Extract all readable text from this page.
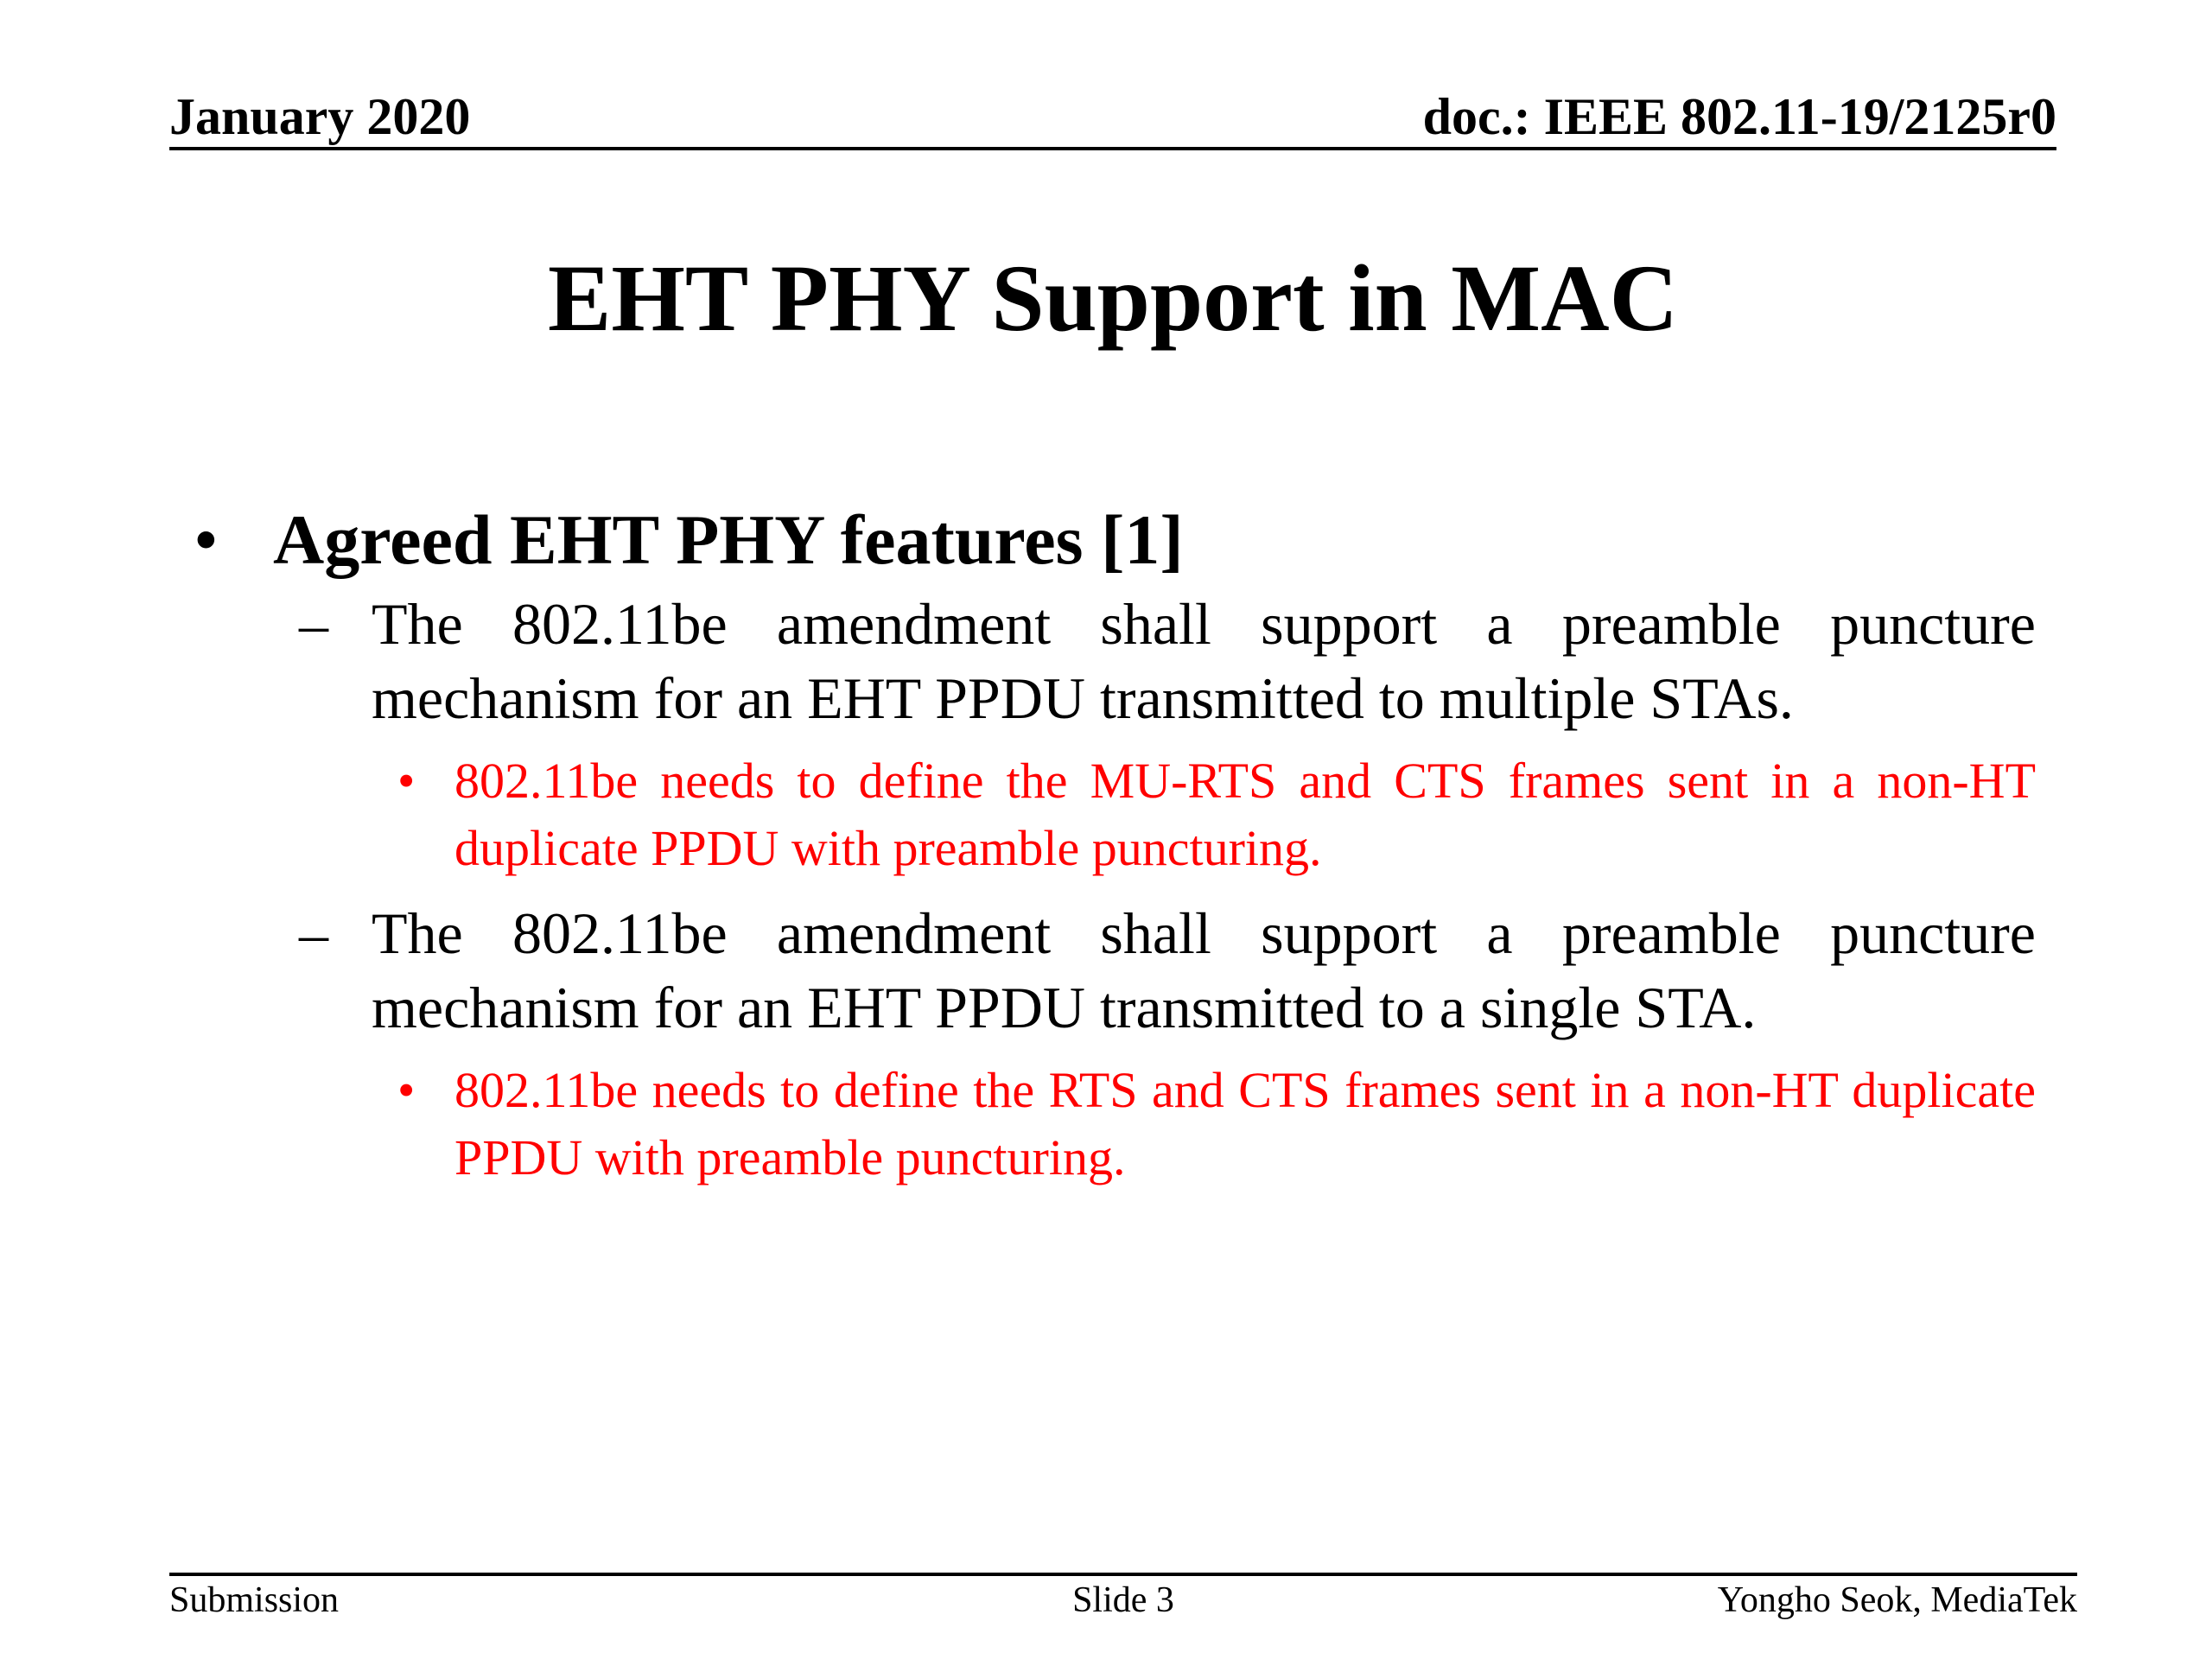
January 2020	doc.: IEEE 802.11-19/2125r0
EHT PHY Support in MAC
• Agreed EHT PHY features [1]
– The 802.11be amendment shall support a preamble puncture mechanism for an EHT PPDU transmitted to multiple STAs.
• 802.11be needs to define the MU-RTS and CTS frames sent in a non-HT duplicate PPDU with preamble puncturing.
– The 802.11be amendment shall support a preamble puncture mechanism for an EHT PPDU transmitted to a single STA.
• 802.11be needs to define the RTS and CTS frames sent in a non-HT duplicate PPDU with preamble puncturing.
Submission	Slide 3	Yongho Seok, MediaTek
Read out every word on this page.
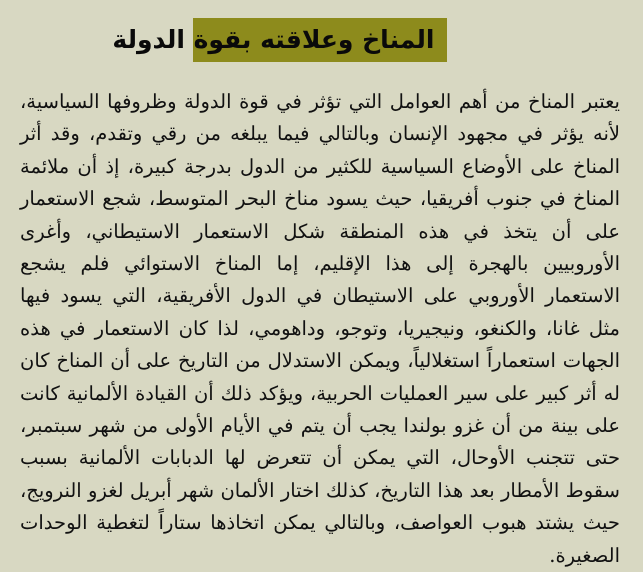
المناخ وعلاقته بقوة الدولة

يعتبر المناخ من أهم العوامل التي تؤثر في قوة الدولة وظروفها السياسية، لأنه يؤثر في مجهود الإنسان وبالتالي فيما يبلغه من رقي وتقدم، وقد أثر المناخ على الأوضاع السياسية للكثير من الدول بدرجة كبيرة، إذ أن ملائمة المناخ في جنوب أفريقيا، حيث يسود مناخ البحر المتوسط، شجع الاستعمار على أن يتخذ في هذه المنطقة شكل الاستعمار الاستيطاني، وأغرى الأوروبيين بالهجرة إلى هذا الإقليم، إما المناخ الاستوائي فلم يشجع الاستعمار الأوروبي على الاستيطان في الدول الأفريقية، التي يسود فيها مثل غانا، والكنغو، ونيجيريا، وتوجو، وداهومي، لذا كان الاستعمار في هذه الجهات استعماراً استغلالياً، ويمكن الاستدلال من التاريخ على أن المناخ كان له أثر كبير على سير العمليات الحربية، ويؤكد ذلك أن القيادة الألمانية كانت على بينة من أن غزو بولندا يجب أن يتم في الأيام الأولى من شهر سبتمبر، حتى تتجنب الأوحال، التي يمكن أن تتعرض لها الدبابات الألمانية بسبب سقوط الأمطار بعد هذا التاريخ، كذلك اختار الألمان شهر أبريل لغزو النرويج، حيث يشتد هبوب العواصف، وبالتالي يمكن اتخاذها ستاراً لتغطية الوحدات الصغيرة.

Set task: Copy the data word for word. Pictures do not go in the copy.

Final result:
Extract all readable text from this page.
January 2020	doc.: IEEE 802.11-19/2125r0
EHT PHY Support in MAC
• Agreed EHT PHY features [1]
– The 802.11be amendment shall support a preamble puncture mechanism for an EHT PPDU transmitted to multiple STAs.
• 802.11be needs to define the MU-RTS and CTS frames sent in a non-HT duplicate PPDU with preamble puncturing.
– The 802.11be amendment shall support a preamble puncture mechanism for an EHT PPDU transmitted to a single STA.
• 802.11be needs to define the RTS and CTS frames sent in a non-HT duplicate PPDU with preamble puncturing.
Submission	Slide 3	Yongho Seok, MediaTek
Read out every word on this page.
المناخ وعلاقته بقوة الدولة

يعتبر المناخ من أهم العوامل التي تؤثر في قوة الدولة وظروفها السياسية، لأنه يؤثر في مجهود الإنسان وبالتالي فيما يبلغه من رقي وتقدم، وقد أثر المناخ على الأوضاع السياسية للكثير من الدول بدرجة كبيرة، إذ أن ملائمة المناخ في جنوب أفريقيا، حيث يسود مناخ البحر المتوسط، شجع الاستعمار على أن يتخذ في هذه المنطقة شكل الاستعمار الاستيطاني، وأغرى الأوروبيين بالهجرة إلى هذا الإقليم، إما المناخ الاستوائي فلم يشجع الاستعمار الأوروبي على الاستيطان في الدول الأفريقية، التي يسود فيها مثل غانا، والكنغو، ونيجيريا، وتوجو، وداهومي، لذا كان الاستعمار في هذه الجهات استعماراً استغلالياً، ويمكن الاستدلال من التاريخ على أن المناخ كان له أثر كبير على سير العمليات الحربية، ويؤكد ذلك أن القيادة الألمانية كانت على بينة من أن غزو بولندا يجب أن يتم في الأيام الأولى من شهر سبتمبر، حتى تتجنب الأوحال، التي يمكن أن تتعرض لها الدبابات الألمانية بسبب سقوط الأمطار بعد هذا التاريخ، كذلك اختار الألمان شهر أبريل لغزو النرويج، حيث يشتد هبوب العواصف، وبالتالي يمكن اتخاذها ستاراً لتغطية الوحدات الصغيرة.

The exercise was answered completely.